[GOAL] Scan the lines and state how many carry "desc". Leave out everything but the number.

[PROVIDED RECORDS]
*****
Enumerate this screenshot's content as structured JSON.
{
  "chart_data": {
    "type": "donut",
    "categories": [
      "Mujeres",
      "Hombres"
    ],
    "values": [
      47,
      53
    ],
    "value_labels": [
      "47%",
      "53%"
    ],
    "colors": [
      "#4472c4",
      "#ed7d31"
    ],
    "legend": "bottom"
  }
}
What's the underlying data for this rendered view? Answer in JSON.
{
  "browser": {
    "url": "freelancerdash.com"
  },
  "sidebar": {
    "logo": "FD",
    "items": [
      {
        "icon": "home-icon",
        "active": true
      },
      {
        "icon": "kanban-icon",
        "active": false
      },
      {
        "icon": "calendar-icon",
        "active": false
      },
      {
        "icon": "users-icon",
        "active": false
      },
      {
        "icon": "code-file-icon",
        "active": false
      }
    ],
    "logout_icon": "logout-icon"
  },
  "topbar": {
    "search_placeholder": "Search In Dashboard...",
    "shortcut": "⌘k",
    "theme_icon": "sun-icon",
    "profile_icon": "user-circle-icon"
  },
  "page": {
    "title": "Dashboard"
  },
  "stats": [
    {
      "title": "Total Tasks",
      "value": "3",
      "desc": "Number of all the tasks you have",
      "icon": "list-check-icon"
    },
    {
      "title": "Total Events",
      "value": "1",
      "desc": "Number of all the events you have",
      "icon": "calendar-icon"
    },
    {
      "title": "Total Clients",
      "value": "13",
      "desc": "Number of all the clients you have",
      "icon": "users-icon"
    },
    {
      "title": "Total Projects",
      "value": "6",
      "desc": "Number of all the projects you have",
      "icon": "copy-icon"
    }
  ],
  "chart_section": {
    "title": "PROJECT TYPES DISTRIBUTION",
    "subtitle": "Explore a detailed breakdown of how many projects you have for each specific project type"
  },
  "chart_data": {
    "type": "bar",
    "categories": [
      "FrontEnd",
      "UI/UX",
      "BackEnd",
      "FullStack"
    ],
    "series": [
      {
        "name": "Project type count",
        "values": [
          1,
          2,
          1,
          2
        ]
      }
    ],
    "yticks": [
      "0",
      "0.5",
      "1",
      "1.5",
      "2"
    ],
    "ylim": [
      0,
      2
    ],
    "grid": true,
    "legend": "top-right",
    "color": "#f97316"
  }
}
*****
[TASK SOLUTION] 4